*** Input material ***

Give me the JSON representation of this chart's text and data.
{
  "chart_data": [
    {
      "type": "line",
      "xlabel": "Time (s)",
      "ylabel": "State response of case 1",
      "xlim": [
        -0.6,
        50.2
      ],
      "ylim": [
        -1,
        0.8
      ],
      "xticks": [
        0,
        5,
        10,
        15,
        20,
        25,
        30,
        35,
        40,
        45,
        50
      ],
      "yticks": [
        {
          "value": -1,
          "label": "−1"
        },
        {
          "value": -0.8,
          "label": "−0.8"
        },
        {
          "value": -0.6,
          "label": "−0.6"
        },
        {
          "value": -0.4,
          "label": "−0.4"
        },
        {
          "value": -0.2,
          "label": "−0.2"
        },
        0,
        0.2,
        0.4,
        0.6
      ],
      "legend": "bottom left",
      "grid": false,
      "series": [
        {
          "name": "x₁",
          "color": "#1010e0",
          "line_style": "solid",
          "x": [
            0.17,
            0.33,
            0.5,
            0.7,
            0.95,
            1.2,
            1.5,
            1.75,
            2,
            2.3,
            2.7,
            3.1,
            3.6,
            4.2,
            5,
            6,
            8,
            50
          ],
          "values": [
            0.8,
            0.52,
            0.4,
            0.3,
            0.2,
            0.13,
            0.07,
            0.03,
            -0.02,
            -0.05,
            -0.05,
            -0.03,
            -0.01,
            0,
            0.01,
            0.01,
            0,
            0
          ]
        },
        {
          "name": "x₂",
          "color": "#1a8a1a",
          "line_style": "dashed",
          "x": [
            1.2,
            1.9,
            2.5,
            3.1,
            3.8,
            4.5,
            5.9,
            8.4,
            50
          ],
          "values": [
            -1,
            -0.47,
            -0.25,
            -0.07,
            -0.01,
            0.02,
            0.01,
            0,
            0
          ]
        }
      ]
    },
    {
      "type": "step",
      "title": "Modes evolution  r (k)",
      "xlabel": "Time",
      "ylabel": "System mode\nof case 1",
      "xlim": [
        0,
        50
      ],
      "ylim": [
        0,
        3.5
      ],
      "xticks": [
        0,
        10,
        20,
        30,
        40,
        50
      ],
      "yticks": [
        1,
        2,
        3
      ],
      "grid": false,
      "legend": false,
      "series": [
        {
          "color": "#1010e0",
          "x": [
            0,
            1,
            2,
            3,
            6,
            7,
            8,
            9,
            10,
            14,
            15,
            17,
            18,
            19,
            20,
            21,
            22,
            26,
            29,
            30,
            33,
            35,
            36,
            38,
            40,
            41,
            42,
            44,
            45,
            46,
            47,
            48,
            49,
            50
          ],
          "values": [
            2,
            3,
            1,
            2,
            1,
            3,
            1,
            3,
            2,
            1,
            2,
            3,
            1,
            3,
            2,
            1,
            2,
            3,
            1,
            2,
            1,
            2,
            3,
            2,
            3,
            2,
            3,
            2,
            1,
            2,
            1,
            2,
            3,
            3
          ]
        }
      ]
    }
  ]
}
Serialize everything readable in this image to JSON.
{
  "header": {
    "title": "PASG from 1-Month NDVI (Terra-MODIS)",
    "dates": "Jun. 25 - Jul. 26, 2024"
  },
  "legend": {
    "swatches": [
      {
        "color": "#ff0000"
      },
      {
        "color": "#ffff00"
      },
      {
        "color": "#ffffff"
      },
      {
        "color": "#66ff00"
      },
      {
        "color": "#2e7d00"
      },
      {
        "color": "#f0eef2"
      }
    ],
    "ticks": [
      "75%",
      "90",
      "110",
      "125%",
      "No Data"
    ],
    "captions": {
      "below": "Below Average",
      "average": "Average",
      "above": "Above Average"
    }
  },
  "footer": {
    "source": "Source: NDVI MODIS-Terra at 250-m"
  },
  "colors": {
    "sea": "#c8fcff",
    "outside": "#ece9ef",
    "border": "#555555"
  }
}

***
*** Input material ***

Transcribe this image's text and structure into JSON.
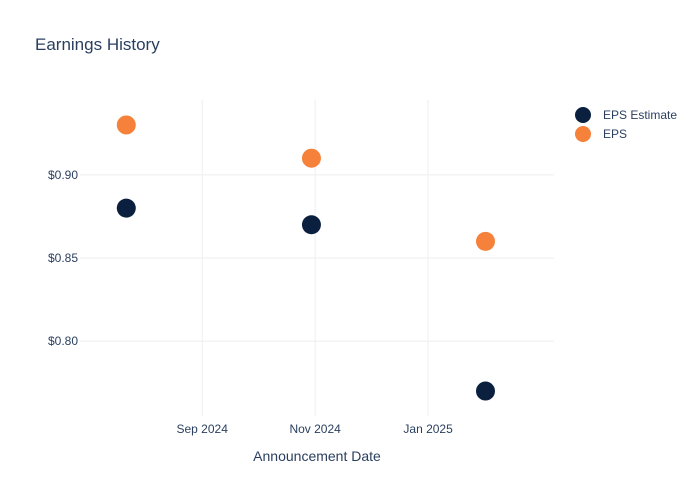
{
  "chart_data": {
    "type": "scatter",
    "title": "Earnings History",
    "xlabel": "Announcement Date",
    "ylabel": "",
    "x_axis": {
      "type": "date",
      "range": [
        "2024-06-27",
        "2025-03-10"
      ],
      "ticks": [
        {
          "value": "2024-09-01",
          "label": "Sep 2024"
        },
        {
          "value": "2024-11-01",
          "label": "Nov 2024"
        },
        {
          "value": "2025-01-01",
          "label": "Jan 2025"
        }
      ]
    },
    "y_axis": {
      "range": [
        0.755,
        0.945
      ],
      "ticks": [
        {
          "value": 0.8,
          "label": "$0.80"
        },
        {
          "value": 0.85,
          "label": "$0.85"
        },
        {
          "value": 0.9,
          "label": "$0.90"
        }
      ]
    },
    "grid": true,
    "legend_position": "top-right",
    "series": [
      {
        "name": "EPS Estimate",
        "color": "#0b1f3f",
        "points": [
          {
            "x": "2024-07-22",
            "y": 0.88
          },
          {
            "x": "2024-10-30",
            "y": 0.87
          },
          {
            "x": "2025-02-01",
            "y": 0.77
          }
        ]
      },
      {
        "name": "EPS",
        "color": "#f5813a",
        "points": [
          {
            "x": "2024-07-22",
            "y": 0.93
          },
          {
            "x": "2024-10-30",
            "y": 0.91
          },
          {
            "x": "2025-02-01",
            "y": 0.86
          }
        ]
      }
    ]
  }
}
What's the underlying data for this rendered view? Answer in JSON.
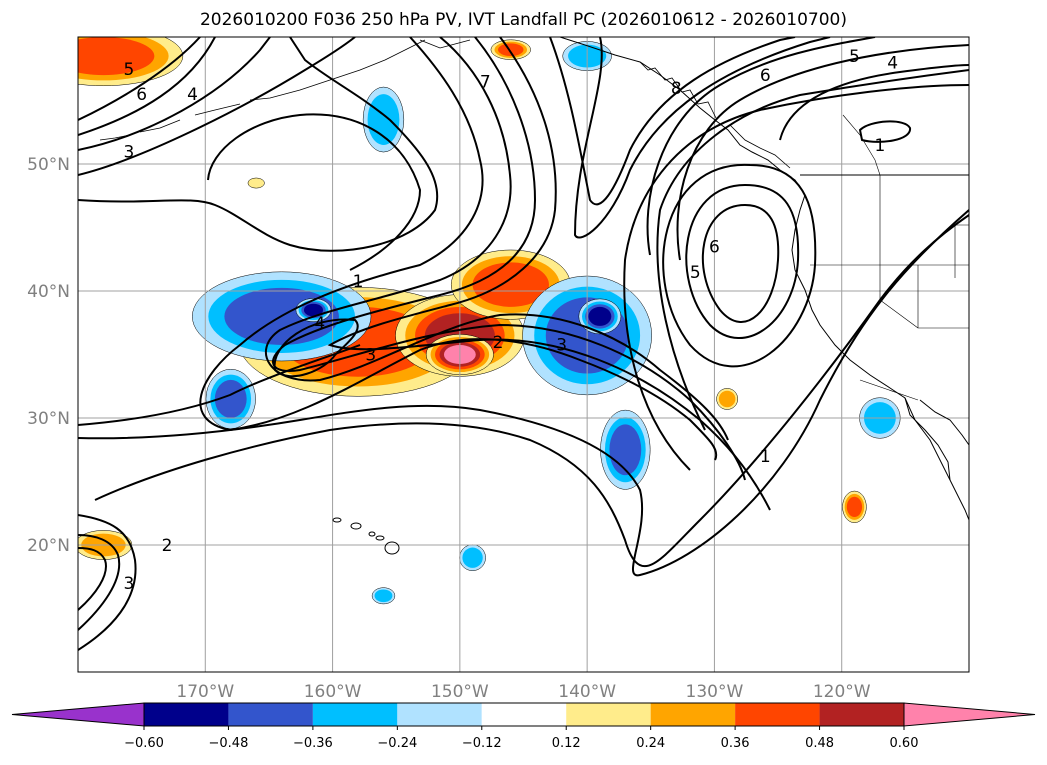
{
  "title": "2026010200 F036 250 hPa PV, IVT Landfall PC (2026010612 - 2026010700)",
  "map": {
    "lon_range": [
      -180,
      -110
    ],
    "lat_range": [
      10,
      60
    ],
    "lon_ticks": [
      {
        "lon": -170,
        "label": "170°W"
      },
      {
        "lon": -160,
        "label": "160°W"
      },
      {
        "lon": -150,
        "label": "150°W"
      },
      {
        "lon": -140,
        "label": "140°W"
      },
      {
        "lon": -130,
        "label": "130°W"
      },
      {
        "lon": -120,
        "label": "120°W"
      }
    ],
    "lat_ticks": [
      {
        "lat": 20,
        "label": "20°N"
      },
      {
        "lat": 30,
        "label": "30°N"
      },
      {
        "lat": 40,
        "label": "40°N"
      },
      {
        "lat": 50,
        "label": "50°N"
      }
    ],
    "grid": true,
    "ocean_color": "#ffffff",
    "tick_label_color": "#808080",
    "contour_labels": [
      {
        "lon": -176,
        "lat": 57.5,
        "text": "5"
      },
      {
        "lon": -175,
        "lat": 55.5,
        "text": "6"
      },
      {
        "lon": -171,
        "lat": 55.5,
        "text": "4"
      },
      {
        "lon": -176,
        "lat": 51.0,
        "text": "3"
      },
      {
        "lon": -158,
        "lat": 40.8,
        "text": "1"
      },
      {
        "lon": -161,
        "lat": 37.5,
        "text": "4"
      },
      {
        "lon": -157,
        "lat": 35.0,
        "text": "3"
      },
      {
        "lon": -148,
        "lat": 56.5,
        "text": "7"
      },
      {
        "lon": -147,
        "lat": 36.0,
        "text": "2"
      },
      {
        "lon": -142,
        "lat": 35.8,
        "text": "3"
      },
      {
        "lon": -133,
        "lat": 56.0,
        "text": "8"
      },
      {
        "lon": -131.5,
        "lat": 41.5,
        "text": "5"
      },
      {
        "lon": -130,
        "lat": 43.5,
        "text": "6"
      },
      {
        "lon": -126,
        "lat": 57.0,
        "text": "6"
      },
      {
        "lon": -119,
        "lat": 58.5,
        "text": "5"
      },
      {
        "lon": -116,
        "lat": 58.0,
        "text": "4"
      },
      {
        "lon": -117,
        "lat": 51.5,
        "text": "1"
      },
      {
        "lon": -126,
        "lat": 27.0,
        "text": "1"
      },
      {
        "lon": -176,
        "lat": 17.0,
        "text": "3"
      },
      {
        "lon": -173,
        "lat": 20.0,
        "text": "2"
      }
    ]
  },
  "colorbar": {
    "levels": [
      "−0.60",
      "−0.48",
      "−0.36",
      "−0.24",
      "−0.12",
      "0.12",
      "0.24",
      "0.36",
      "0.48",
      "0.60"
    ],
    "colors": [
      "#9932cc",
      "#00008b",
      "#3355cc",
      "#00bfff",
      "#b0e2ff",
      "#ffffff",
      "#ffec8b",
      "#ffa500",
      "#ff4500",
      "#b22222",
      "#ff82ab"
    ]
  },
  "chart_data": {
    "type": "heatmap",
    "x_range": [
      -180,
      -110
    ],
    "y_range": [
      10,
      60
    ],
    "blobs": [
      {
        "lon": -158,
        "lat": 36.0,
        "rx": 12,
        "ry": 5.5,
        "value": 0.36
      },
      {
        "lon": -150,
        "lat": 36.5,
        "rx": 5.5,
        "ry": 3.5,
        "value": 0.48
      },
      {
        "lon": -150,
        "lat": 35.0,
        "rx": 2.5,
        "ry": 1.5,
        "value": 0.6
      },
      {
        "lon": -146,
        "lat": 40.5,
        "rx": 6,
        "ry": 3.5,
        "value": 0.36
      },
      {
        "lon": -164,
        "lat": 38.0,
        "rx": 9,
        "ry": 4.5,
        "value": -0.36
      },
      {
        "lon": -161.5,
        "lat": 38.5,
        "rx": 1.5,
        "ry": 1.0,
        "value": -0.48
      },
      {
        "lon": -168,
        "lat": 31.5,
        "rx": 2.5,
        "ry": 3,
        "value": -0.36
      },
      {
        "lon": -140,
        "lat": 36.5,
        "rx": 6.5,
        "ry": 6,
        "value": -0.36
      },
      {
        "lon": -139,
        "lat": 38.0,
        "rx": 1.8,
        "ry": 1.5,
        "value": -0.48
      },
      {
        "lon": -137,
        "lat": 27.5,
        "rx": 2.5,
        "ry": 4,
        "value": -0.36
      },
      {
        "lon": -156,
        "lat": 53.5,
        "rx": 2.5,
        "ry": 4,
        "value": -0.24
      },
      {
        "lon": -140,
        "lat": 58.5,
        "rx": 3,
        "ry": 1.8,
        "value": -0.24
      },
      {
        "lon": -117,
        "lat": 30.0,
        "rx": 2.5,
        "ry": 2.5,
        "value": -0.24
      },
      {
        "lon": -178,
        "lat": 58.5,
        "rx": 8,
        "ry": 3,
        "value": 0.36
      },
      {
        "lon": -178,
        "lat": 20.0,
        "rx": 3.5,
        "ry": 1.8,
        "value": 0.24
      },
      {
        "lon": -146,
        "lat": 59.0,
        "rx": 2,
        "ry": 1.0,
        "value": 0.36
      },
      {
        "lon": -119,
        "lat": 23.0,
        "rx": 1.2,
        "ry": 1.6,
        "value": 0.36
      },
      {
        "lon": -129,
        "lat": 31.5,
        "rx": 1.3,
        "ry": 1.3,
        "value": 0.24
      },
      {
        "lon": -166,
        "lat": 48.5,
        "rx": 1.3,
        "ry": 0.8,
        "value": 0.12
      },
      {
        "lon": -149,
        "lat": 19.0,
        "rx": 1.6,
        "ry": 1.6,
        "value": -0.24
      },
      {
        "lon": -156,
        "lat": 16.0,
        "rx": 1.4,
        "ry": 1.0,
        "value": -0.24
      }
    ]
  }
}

***
*** Input material ***

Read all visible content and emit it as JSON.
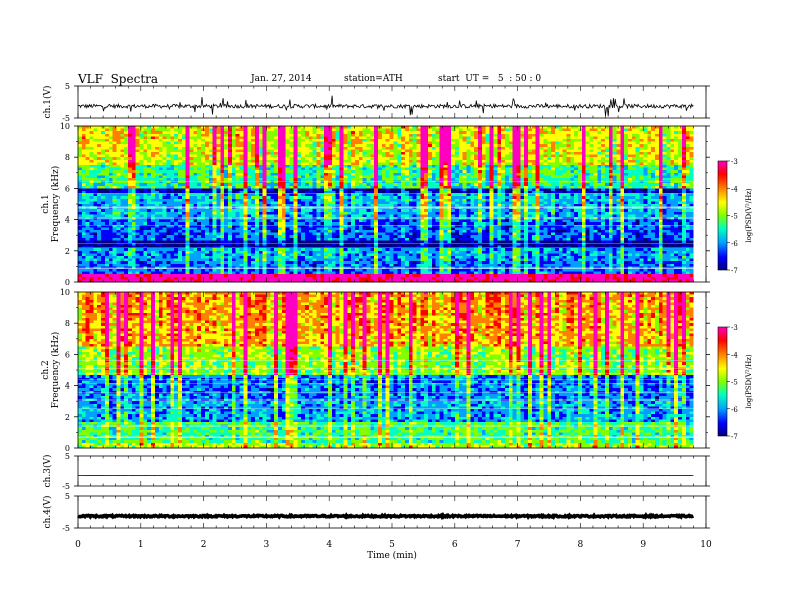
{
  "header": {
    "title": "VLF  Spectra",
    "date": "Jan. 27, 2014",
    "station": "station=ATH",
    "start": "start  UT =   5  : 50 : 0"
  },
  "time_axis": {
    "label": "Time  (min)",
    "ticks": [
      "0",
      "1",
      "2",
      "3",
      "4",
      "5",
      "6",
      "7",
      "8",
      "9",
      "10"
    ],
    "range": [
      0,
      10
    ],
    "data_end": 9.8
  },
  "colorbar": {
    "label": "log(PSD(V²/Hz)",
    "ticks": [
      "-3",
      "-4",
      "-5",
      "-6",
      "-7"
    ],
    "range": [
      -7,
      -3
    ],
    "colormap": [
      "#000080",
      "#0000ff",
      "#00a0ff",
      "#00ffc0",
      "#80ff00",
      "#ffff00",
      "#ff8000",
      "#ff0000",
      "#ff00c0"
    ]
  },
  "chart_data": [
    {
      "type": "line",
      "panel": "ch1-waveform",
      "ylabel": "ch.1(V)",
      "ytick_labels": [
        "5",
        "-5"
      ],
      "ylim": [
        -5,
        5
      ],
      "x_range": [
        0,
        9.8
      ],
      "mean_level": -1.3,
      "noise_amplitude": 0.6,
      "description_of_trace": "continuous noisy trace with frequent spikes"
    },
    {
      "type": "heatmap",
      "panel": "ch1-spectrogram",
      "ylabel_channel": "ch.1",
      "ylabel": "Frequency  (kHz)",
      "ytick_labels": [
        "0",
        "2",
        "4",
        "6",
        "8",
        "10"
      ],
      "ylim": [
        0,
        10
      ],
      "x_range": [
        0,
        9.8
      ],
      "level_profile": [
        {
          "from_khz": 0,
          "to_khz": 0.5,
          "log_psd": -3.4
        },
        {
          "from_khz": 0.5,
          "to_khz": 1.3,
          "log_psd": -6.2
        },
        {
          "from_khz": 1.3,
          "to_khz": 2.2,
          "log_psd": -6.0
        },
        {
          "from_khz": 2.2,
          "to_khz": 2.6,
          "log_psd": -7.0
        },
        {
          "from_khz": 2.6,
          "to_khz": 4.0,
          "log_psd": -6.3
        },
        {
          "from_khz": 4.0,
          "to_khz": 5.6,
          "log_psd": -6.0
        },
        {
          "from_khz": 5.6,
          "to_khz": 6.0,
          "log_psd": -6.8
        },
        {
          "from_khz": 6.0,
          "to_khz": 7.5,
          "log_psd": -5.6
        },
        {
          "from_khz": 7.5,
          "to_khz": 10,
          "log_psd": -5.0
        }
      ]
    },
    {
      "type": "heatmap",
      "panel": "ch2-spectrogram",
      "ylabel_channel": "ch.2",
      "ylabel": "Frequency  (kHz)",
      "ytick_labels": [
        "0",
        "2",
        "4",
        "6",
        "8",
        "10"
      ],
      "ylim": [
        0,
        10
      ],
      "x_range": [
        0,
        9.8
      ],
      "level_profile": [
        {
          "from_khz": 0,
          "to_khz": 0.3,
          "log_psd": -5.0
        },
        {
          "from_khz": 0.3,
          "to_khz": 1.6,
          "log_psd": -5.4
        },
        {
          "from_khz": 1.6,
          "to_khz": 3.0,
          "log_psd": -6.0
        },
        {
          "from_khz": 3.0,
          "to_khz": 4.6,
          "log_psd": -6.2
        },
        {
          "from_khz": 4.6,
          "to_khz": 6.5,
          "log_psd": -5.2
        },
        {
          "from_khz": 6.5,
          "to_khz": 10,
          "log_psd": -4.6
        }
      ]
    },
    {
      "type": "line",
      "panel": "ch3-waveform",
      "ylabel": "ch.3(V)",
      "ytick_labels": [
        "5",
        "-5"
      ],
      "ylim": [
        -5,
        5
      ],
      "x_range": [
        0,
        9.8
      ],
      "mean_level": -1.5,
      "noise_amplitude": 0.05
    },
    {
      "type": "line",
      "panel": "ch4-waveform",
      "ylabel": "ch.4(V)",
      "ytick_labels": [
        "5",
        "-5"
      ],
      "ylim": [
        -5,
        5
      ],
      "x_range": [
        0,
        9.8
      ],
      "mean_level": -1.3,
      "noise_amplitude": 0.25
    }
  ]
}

***

* Set exercise *
Pull every line containing "xlabel" from the data.

* Reply to the exercise *
      "xlabel": "Time (s)",
      "xlabel": "Time",
    "xlabel": "Announcement Date",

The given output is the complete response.